> [EXERCISE TASK]: Write out each record again exactly as it stands.

[Saved entries]
▼▼▼

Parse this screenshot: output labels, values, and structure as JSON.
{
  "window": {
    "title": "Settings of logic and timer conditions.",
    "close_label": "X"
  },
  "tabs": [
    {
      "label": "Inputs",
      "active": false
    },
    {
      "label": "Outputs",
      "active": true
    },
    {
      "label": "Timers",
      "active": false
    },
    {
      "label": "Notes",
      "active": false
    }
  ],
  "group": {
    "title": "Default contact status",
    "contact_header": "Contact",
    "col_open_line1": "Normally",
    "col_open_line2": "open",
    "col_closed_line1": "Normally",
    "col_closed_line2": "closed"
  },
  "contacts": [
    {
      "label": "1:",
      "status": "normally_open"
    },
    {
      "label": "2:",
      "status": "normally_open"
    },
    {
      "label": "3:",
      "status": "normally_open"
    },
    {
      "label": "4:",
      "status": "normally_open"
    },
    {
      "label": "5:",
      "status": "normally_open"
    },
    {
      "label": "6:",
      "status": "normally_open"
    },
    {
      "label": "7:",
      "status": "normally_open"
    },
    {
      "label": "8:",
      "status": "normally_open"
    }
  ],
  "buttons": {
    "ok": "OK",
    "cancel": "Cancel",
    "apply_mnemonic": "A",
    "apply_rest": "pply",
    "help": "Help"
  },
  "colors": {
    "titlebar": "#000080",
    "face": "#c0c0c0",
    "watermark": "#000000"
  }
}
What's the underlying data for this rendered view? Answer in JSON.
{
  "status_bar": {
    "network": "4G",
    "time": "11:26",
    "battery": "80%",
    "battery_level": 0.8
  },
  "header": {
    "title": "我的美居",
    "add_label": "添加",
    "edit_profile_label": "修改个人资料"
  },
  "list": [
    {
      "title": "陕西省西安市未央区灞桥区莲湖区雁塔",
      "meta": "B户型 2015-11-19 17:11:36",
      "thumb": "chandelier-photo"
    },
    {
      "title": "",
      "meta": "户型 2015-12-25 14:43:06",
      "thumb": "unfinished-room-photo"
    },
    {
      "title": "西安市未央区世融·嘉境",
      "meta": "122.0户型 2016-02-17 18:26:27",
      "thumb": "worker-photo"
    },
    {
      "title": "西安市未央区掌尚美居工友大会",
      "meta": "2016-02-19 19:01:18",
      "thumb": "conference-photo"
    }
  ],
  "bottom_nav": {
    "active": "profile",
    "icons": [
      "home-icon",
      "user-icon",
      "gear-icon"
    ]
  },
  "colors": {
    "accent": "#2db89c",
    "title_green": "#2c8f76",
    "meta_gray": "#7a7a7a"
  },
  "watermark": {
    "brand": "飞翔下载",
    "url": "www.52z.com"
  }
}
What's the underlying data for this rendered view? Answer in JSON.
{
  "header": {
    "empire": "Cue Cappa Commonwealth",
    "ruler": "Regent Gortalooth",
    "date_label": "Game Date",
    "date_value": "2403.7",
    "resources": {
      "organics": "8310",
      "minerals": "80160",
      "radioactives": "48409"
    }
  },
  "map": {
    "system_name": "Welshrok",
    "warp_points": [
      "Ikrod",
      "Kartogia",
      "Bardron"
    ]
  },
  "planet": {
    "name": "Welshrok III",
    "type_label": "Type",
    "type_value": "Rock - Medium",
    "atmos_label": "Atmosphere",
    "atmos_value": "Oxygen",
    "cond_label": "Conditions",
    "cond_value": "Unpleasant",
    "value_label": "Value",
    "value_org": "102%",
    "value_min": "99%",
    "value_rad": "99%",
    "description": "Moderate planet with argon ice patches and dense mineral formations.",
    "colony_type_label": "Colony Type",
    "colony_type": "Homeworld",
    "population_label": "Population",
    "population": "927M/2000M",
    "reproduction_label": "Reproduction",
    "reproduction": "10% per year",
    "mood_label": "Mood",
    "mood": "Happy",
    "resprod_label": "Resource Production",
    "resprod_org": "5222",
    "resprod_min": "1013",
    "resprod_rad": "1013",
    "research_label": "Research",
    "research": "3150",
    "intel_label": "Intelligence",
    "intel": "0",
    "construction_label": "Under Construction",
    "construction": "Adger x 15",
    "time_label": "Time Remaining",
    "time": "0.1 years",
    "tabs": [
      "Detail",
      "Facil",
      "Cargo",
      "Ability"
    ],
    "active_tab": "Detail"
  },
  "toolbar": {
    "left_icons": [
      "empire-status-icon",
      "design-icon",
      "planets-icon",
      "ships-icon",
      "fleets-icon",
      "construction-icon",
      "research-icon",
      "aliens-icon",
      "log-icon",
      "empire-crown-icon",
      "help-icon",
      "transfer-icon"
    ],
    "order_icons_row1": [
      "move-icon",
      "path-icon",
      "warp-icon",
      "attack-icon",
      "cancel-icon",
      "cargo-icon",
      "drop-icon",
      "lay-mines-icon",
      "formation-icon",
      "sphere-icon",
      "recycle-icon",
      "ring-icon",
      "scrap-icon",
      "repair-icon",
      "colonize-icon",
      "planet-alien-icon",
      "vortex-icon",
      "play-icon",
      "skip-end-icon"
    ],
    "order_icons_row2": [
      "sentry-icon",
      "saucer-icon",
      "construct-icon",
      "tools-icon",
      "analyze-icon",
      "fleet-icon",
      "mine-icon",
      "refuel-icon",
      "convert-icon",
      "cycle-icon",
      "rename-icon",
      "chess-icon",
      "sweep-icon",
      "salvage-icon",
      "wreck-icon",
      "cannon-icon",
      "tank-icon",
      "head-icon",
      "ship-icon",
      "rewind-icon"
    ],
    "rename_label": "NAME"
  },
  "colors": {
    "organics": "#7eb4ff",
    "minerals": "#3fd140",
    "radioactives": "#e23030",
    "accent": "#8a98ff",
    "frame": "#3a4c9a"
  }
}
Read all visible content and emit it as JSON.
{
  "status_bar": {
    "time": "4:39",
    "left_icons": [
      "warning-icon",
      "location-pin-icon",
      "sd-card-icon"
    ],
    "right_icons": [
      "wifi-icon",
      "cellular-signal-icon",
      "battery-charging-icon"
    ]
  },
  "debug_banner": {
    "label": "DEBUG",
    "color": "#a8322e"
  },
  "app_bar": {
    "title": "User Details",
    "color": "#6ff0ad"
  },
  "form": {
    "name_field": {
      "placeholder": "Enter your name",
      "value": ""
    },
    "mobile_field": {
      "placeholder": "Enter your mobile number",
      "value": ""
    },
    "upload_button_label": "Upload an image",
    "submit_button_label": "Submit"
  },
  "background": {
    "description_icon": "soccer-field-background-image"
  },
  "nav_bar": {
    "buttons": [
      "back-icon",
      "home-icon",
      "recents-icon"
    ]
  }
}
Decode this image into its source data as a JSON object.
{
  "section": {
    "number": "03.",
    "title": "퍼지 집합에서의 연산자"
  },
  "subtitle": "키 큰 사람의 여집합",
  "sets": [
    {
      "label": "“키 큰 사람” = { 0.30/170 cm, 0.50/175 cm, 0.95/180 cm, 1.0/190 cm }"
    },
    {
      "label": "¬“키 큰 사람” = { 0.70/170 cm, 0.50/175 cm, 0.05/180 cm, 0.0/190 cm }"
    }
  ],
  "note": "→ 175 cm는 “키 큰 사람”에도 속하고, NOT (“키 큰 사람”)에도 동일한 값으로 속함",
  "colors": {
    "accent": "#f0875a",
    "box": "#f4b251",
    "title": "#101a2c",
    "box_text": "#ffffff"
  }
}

▲▲▲

> [EXERCISE RESPONSE]:
Parse this screenshot: output labels, values, and structure as JSON.
{
  "window": {
    "title": "Settings of logic and timer conditions.",
    "close_label": "X"
  },
  "tabs": [
    {
      "label": "Inputs",
      "active": false
    },
    {
      "label": "Outputs",
      "active": true
    },
    {
      "label": "Timers",
      "active": false
    },
    {
      "label": "Notes",
      "active": false
    }
  ],
  "group": {
    "title": "Default contact status",
    "contact_header": "Contact",
    "col_open_line1": "Normally",
    "col_open_line2": "open",
    "col_closed_line1": "Normally",
    "col_closed_line2": "closed"
  },
  "contacts": [
    {
      "label": "1:",
      "status": "normally_open"
    },
    {
      "label": "2:",
      "status": "normally_open"
    },
    {
      "label": "3:",
      "status": "normally_open"
    },
    {
      "label": "4:",
      "status": "normally_open"
    },
    {
      "label": "5:",
      "status": "normally_open"
    },
    {
      "label": "6:",
      "status": "normally_open"
    },
    {
      "label": "7:",
      "status": "normally_open"
    },
    {
      "label": "8:",
      "status": "normally_open"
    }
  ],
  "buttons": {
    "ok": "OK",
    "cancel": "Cancel",
    "apply_mnemonic": "A",
    "apply_rest": "pply",
    "help": "Help"
  },
  "colors": {
    "titlebar": "#000080",
    "face": "#c0c0c0",
    "watermark": "#000000"
  }
}
What's the underlying data for this rendered view? Answer in JSON.
{
  "status_bar": {
    "network": "4G",
    "time": "11:26",
    "battery": "80%",
    "battery_level": 0.8
  },
  "header": {
    "title": "我的美居",
    "add_label": "添加",
    "edit_profile_label": "修改个人资料"
  },
  "list": [
    {
      "title": "陕西省西安市未央区灞桥区莲湖区雁塔",
      "meta": "B户型 2015-11-19 17:11:36",
      "thumb": "chandelier-photo"
    },
    {
      "title": "",
      "meta": "户型 2015-12-25 14:43:06",
      "thumb": "unfinished-room-photo"
    },
    {
      "title": "西安市未央区世融·嘉境",
      "meta": "122.0户型 2016-02-17 18:26:27",
      "thumb": "worker-photo"
    },
    {
      "title": "西安市未央区掌尚美居工友大会",
      "meta": "2016-02-19 19:01:18",
      "thumb": "conference-photo"
    }
  ],
  "bottom_nav": {
    "active": "profile",
    "icons": [
      "home-icon",
      "user-icon",
      "gear-icon"
    ]
  },
  "colors": {
    "accent": "#2db89c",
    "title_green": "#2c8f76",
    "meta_gray": "#7a7a7a"
  },
  "watermark": {
    "brand": "飞翔下载",
    "url": "www.52z.com"
  }
}
What's the underlying data for this rendered view? Answer in JSON.
{
  "header": {
    "empire": "Cue Cappa Commonwealth",
    "ruler": "Regent Gortalooth",
    "date_label": "Game Date",
    "date_value": "2403.7",
    "resources": {
      "organics": "8310",
      "minerals": "80160",
      "radioactives": "48409"
    }
  },
  "map": {
    "system_name": "Welshrok",
    "warp_points": [
      "Ikrod",
      "Kartogia",
      "Bardron"
    ]
  },
  "planet": {
    "name": "Welshrok III",
    "type_label": "Type",
    "type_value": "Rock - Medium",
    "atmos_label": "Atmosphere",
    "atmos_value": "Oxygen",
    "cond_label": "Conditions",
    "cond_value": "Unpleasant",
    "value_label": "Value",
    "value_org": "102%",
    "value_min": "99%",
    "value_rad": "99%",
    "description": "Moderate planet with argon ice patches and dense mineral formations.",
    "colony_type_label": "Colony Type",
    "colony_type": "Homeworld",
    "population_label": "Population",
    "population": "927M/2000M",
    "reproduction_label": "Reproduction",
    "reproduction": "10% per year",
    "mood_label": "Mood",
    "mood": "Happy",
    "resprod_label": "Resource Production",
    "resprod_org": "5222",
    "resprod_min": "1013",
    "resprod_rad": "1013",
    "research_label": "Research",
    "research": "3150",
    "intel_label": "Intelligence",
    "intel": "0",
    "construction_label": "Under Construction",
    "construction": "Adger x 15",
    "time_label": "Time Remaining",
    "time": "0.1 years",
    "tabs": [
      "Detail",
      "Facil",
      "Cargo",
      "Ability"
    ],
    "active_tab": "Detail"
  },
  "toolbar": {
    "left_icons": [
      "empire-status-icon",
      "design-icon",
      "planets-icon",
      "ships-icon",
      "fleets-icon",
      "construction-icon",
      "research-icon",
      "aliens-icon",
      "log-icon",
      "empire-crown-icon",
      "help-icon",
      "transfer-icon"
    ],
    "order_icons_row1": [
      "move-icon",
      "path-icon",
      "warp-icon",
      "attack-icon",
      "cancel-icon",
      "cargo-icon",
      "drop-icon",
      "lay-mines-icon",
      "formation-icon",
      "sphere-icon",
      "recycle-icon",
      "ring-icon",
      "scrap-icon",
      "repair-icon",
      "colonize-icon",
      "planet-alien-icon",
      "vortex-icon",
      "play-icon",
      "skip-end-icon"
    ],
    "order_icons_row2": [
      "sentry-icon",
      "saucer-icon",
      "construct-icon",
      "tools-icon",
      "analyze-icon",
      "fleet-icon",
      "mine-icon",
      "refuel-icon",
      "convert-icon",
      "cycle-icon",
      "rename-icon",
      "chess-icon",
      "sweep-icon",
      "salvage-icon",
      "wreck-icon",
      "cannon-icon",
      "tank-icon",
      "head-icon",
      "ship-icon",
      "rewind-icon"
    ],
    "rename_label": "NAME"
  },
  "colors": {
    "organics": "#7eb4ff",
    "minerals": "#3fd140",
    "radioactives": "#e23030",
    "accent": "#8a98ff",
    "frame": "#3a4c9a"
  }
}
Read all visible content and emit it as JSON.
{
  "status_bar": {
    "time": "4:39",
    "left_icons": [
      "warning-icon",
      "location-pin-icon",
      "sd-card-icon"
    ],
    "right_icons": [
      "wifi-icon",
      "cellular-signal-icon",
      "battery-charging-icon"
    ]
  },
  "debug_banner": {
    "label": "DEBUG",
    "color": "#a8322e"
  },
  "app_bar": {
    "title": "User Details",
    "color": "#6ff0ad"
  },
  "form": {
    "name_field": {
      "placeholder": "Enter your name",
      "value": ""
    },
    "mobile_field": {
      "placeholder": "Enter your mobile number",
      "value": ""
    },
    "upload_button_label": "Upload an image",
    "submit_button_label": "Submit"
  },
  "background": {
    "description_icon": "soccer-field-background-image"
  },
  "nav_bar": {
    "buttons": [
      "back-icon",
      "home-icon",
      "recents-icon"
    ]
  }
}
Decode this image into its source data as a JSON object.
{
  "section": {
    "number": "03.",
    "title": "퍼지 집합에서의 연산자"
  },
  "subtitle": "키 큰 사람의 여집합",
  "sets": [
    {
      "label": "“키 큰 사람” = { 0.30/170 cm, 0.50/175 cm, 0.95/180 cm, 1.0/190 cm }"
    },
    {
      "label": "¬“키 큰 사람” = { 0.70/170 cm, 0.50/175 cm, 0.05/180 cm, 0.0/190 cm }"
    }
  ],
  "note": "→ 175 cm는 “키 큰 사람”에도 속하고, NOT (“키 큰 사람”)에도 동일한 값으로 속함",
  "colors": {
    "accent": "#f0875a",
    "box": "#f4b251",
    "title": "#101a2c",
    "box_text": "#ffffff"
  }
}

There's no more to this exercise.